Below, find each line holding "fuel" and state how many there are, using the number alone.
-- Start of TASK MATERIAL --
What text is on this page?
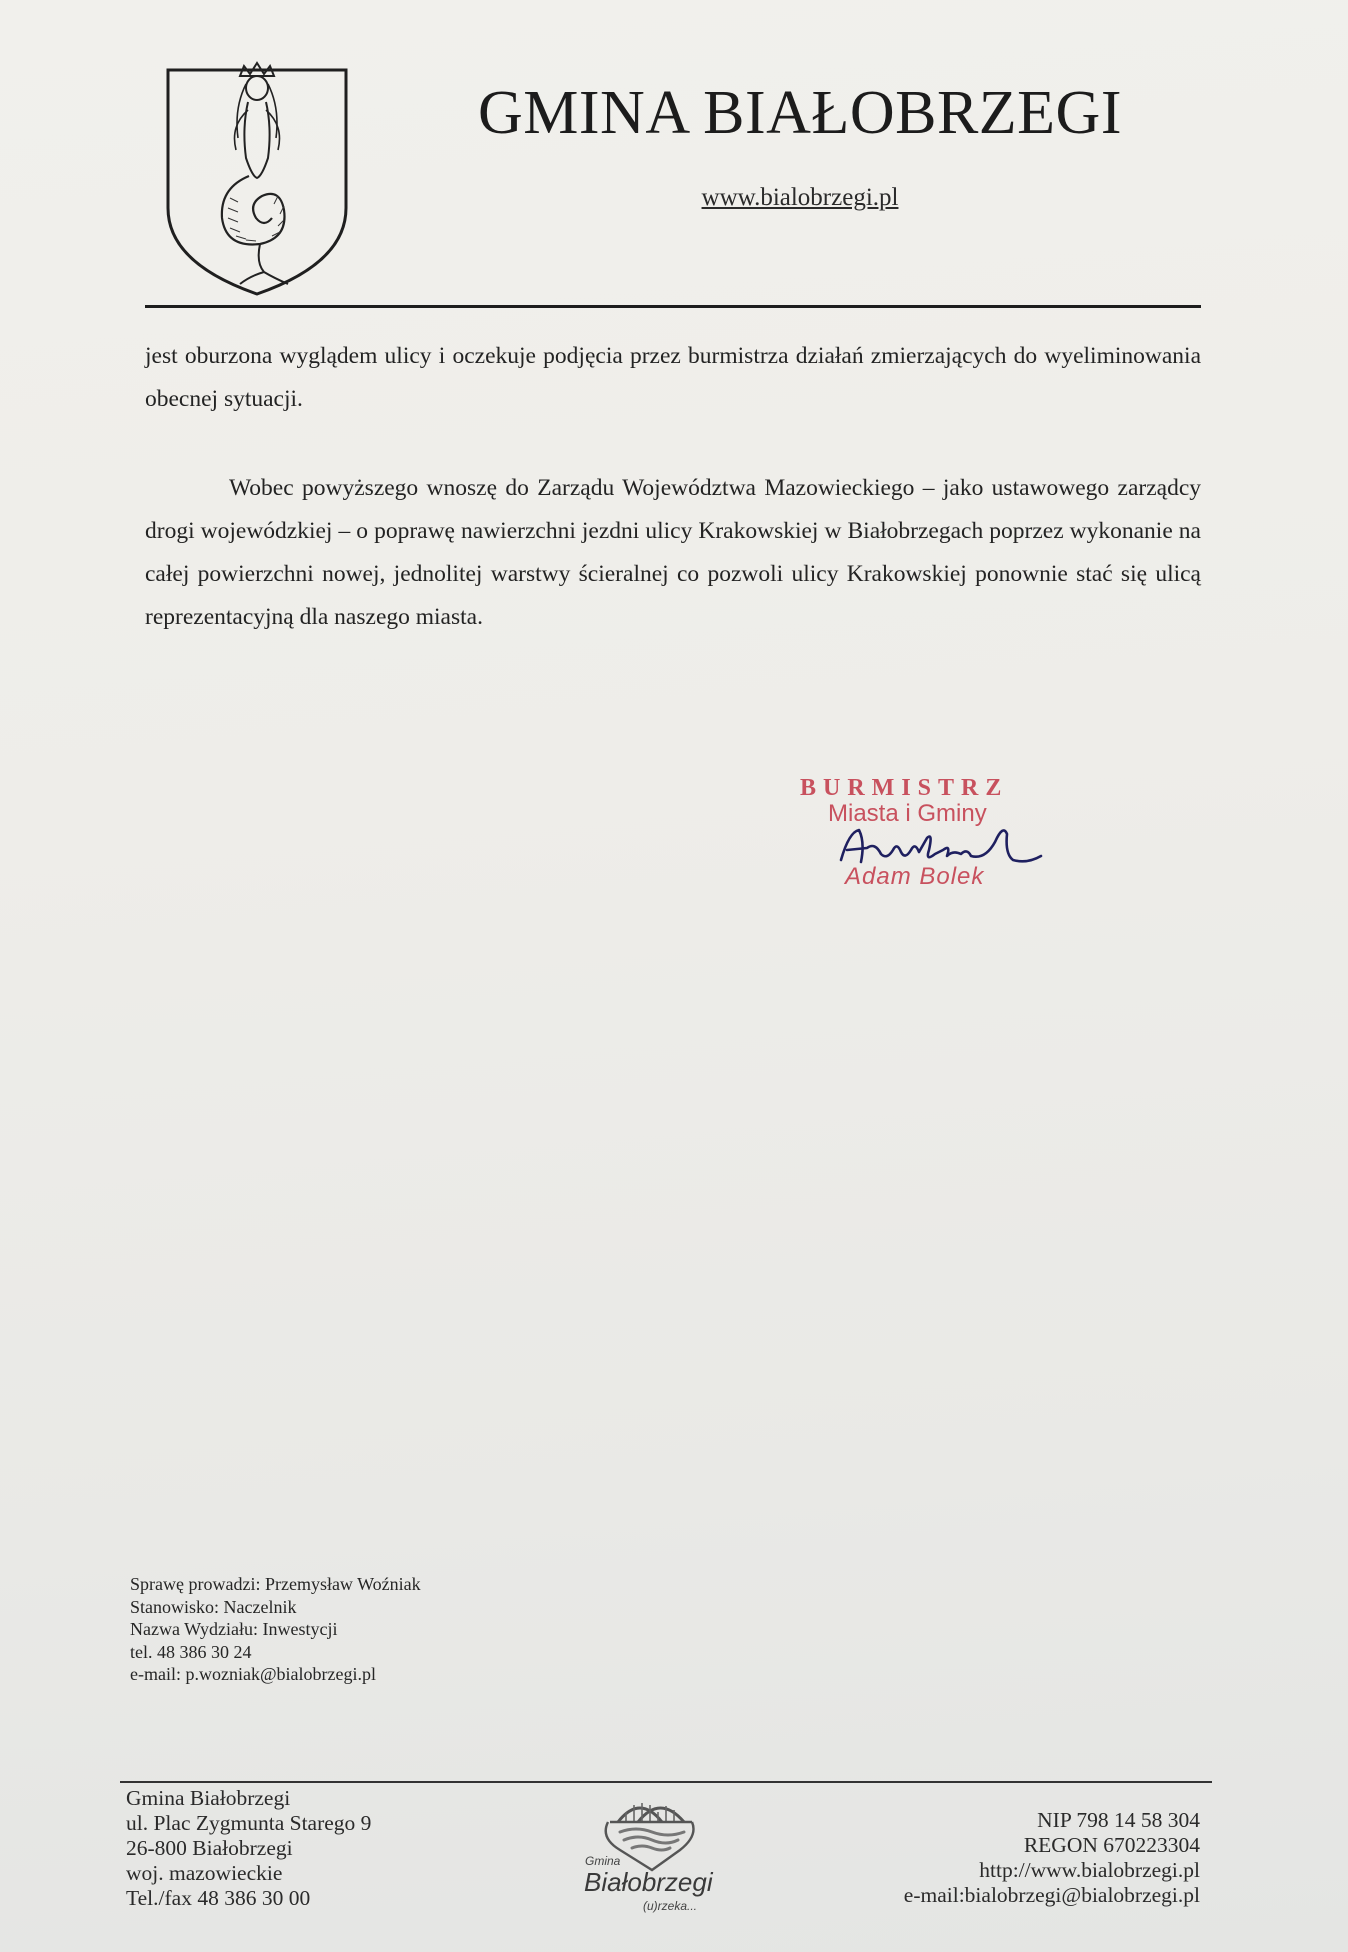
GMINA BIAŁOBRZEGI
www.bialobrzegi.pl
jest oburzona wyglądem ulicy i oczekuje podjęcia przez burmistrza działań zmierzających do wyeliminowania obecnej sytuacji.
Wobec powyższego wnoszę do Zarządu Województwa Mazowieckiego – jako ustawowego zarządcy drogi wojewódzkiej – o poprawę nawierzchni jezdni ulicy Krakowskiej w Białobrzegach poprzez wykonanie na całej powierzchni nowej, jednolitej warstwy ścieralnej co pozwoli ulicy Krakowskiej ponownie stać się ulicą reprezentacyjną dla naszego miasta.
BURMISTRZ
Miasta i Gminy
Adam Bolek
Sprawę prowadzi: Przemysław Woźniak
Stanowisko: Naczelnik
Nazwa Wydziału: Inwestycji
tel. 48 386 30 24
e-mail: p.wozniak@bialobrzegi.pl
Gmina Białobrzegi
ul. Plac Zygmunta Starego 9
26-800 Białobrzegi
woj. mazowieckie
Tel./fax 48 386 30 00
Gmina
Białobrzegi
(u)rzeka...
NIP 798 14 58 304
REGON 670223304
http://www.bialobrzegi.pl
e-mail:bialobrzegi@bialobrzegi.pl
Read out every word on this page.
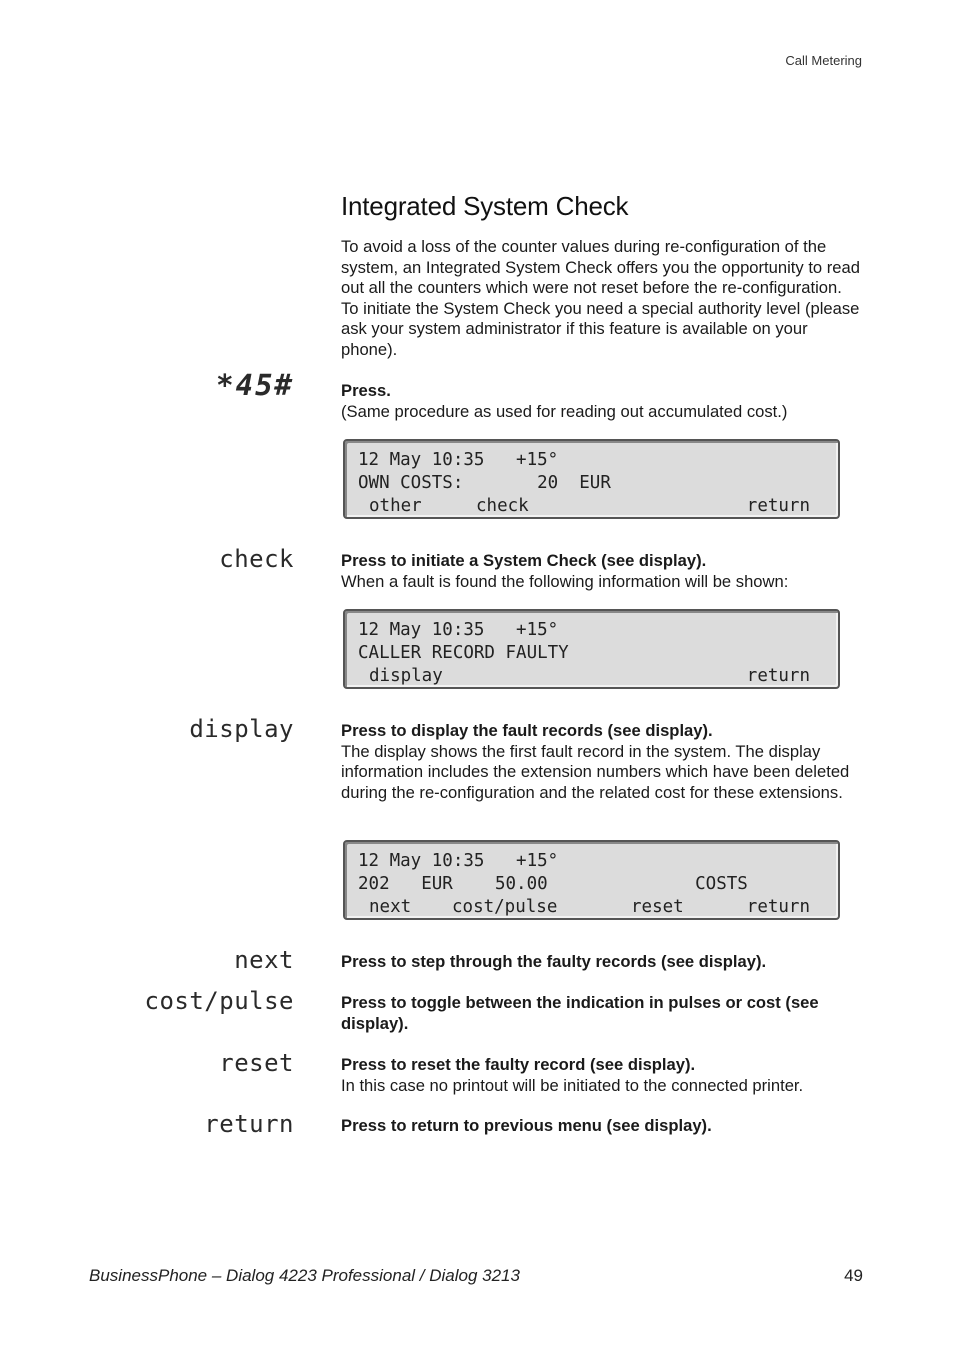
Call Metering
Integrated System Check

To avoid a loss of the counter values during re-configuration of the system, an Integrated System Check offers you the opportunity to read out all the counters which were not reset before the re-configuration. To initiate the System Check you need a special authority level (please ask your system administrator if this feature is available on your phone).

*45#	Press.
(Same procedure as used for reading out accumulated cost.)
12 May 10:35   +15°
OWN COSTS:       20  EUR
other	check	return
check	Press to initiate a System Check (see display).
When a fault is found the following information will be shown:
12 May 10:35   +15°
CALLER RECORD FAULTY
display	return
display	Press to display the fault records (see display).
The display shows the first fault record in the system. The display information includes the extension numbers which have been deleted during the re-configuration and the related cost for these extensions.
12 May 10:35   +15°
202   EUR    50.00              COSTS
next cost/pulse	reset	return
next	Press to step through the faulty records (see display).
cost/pulse	Press to toggle between the indication in pulses or cost (see display).
reset	Press to reset the faulty record (see display).
In this case no printout will be initiated to the connected printer.
return	Press to return to previous menu (see display).
BusinessPhone – Dialog 4223 Professional / Dialog 3213	49
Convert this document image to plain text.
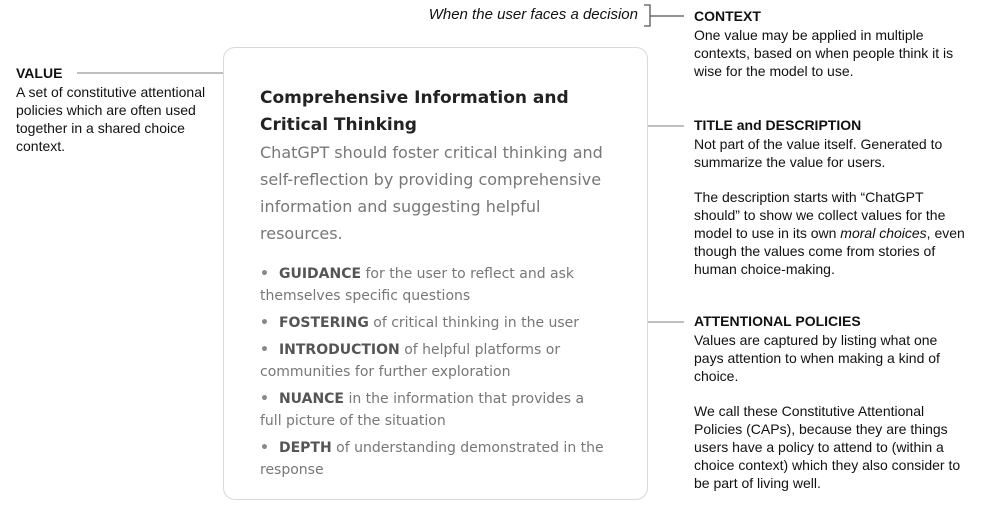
When the user faces a decision
Comprehensive Information and Critical Thinking
ChatGPT should foster critical thinking and self-reflection by providing comprehensive information and suggesting helpful resources.
• GUIDANCE for the user to reflect and ask themselves specific questions
• FOSTERING of critical thinking in the user
• INTRODUCTION of helpful platforms or communities for further exploration
• NUANCE in the information that provides a full picture of the situation
• DEPTH of understanding demonstrated in the response
VALUE
A set of constitutive attentional policies which are often used together in a shared choice context.
CONTEXT
One value may be applied in multiple contexts, based on when people think it is wise for the model to use.
TITLE and DESCRIPTION

Not part of the value itself. Generated to summarize the value for users.

The description starts with “ChatGPT should” to show we collect values for the model to use in its own moral choices, even though the values come from stories of human choice-making.

ATTENTIONAL POLICIES

Values are captured by listing what one pays attention to when making a kind of choice.

We call these Constitutive Attentional Policies (CAPs), because they are things users have a policy to attend to (within a choice context) which they also consider to be part of living well.
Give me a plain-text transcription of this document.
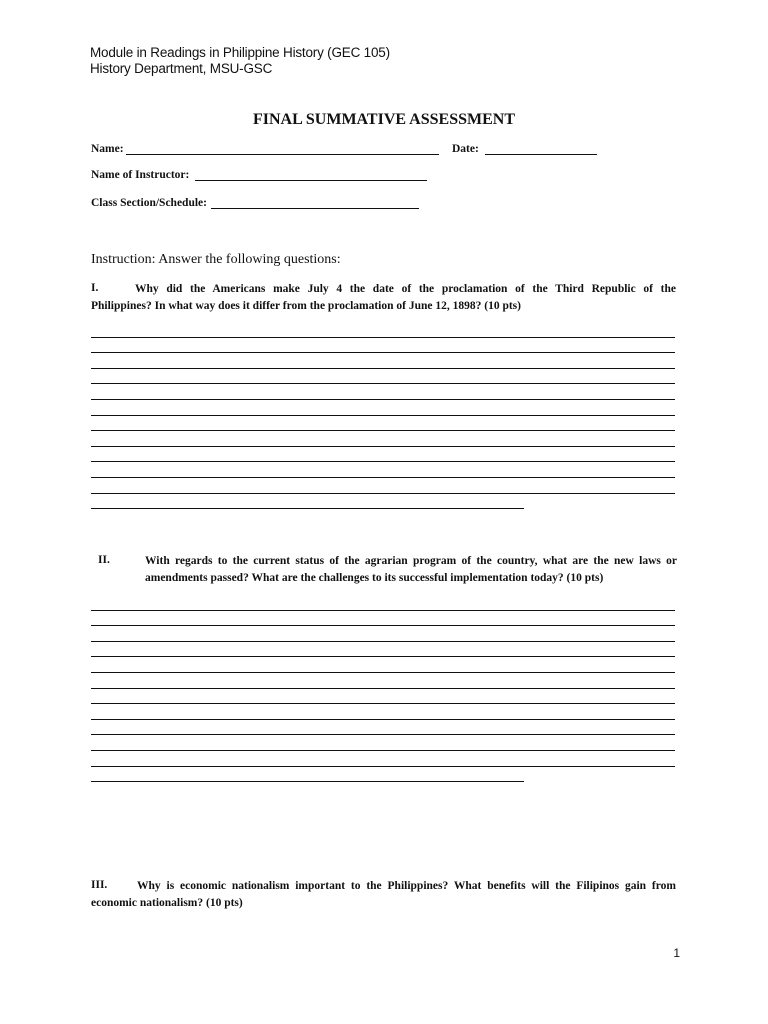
Module in Readings in Philippine History (GEC 105)
History Department, MSU-GSC
FINAL SUMMATIVE ASSESSMENT
Name:	Date:
Name of Instructor:
Class Section/Schedule:
Instruction: Answer the following questions:
I.	Why did the Americans make July 4 the date of the proclamation of the Third Republic of the
Philippines? In what way does it differ from the proclamation of June 12, 1898? (10 pts)
II.	With regards to the current status of the agrarian program of the country, what are the new laws or amendments passed? What are the challenges to its successful implementation today? (10 pts)
III.	Why is economic nationalism important to the Philippines? What benefits will the Filipinos gain from economic nationalism? (10 pts)
1
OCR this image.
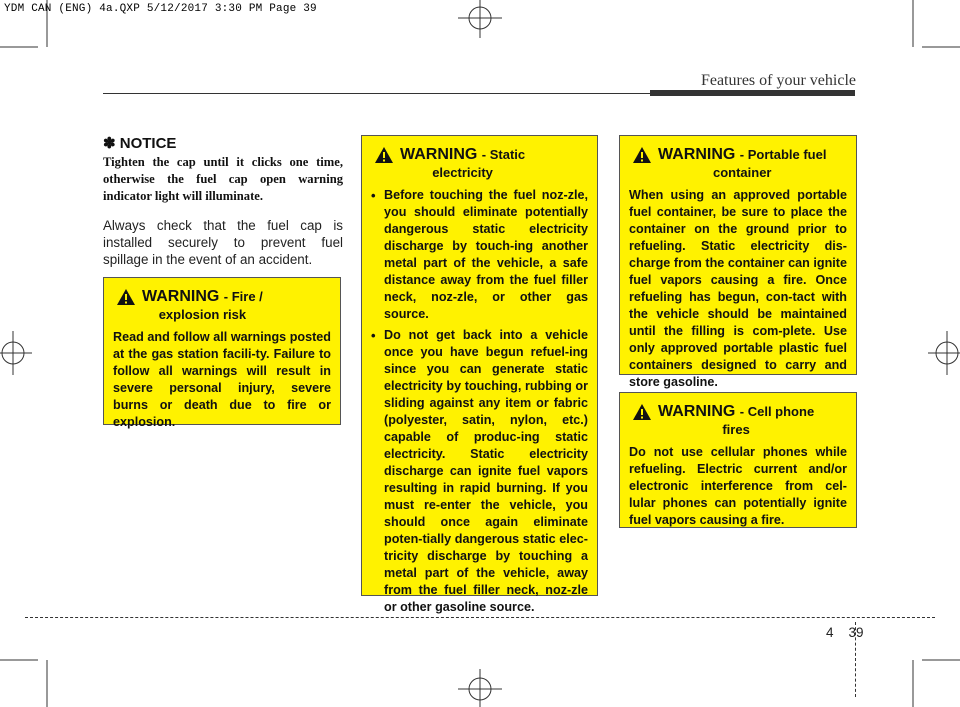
YDM CAN (ENG) 4a.QXP 5/12/2017 3:30 PM Page 39
Features of your vehicle

✽ NOTICE

Tighten the cap until it clicks one time, otherwise the fuel cap open warning indicator light will illuminate.

Always check that the fuel cap is installed securely to prevent fuel spillage in the event of an accident.

WARNING - Fire /
explosion risk

Read and follow all warnings posted at the gas station facili-ty. Failure to follow all warnings will result in severe personal injury, severe burns or death due to fire or explosion.

WARNING - Static
electricity
• Before touching the fuel noz-zle, you should eliminate potentially dangerous static electricity discharge by touch-ing another metal part of the vehicle, a safe distance away from the fuel filler neck, noz-zle, or other gas source.

• Do not get back into a vehicle once you have begun refuel-ing since you can generate static electricity by touching, rubbing or sliding against any item or fabric (polyester, satin, nylon, etc.) capable of produc-ing static electricity. Static electricity discharge can ignite fuel vapors resulting in rapid burning. If you must re-enter the vehicle, you should once again eliminate poten-tially dangerous static elec-tricity discharge by touching a metal part of the vehicle, away from the fuel filler neck, noz-zle or other gasoline source.

WARNING - Portable fuel
container

When using an approved portable fuel container, be sure to place the container on the ground prior to refueling. Static electricity dis-charge from the container can ignite fuel vapors causing a fire. Once refueling has begun, con-tact with the vehicle should be maintained until the filling is com-plete. Use only approved portable plastic fuel containers designed to carry and store gasoline.

WARNING - Cell phone
fires

Do not use cellular phones while refueling. Electric current and/or electronic interference from cel-lular phones can potentially ignite fuel vapors causing a fire.

4 39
-- End of TASK MATERIAL --
- [EXERCISE RESULT]: 7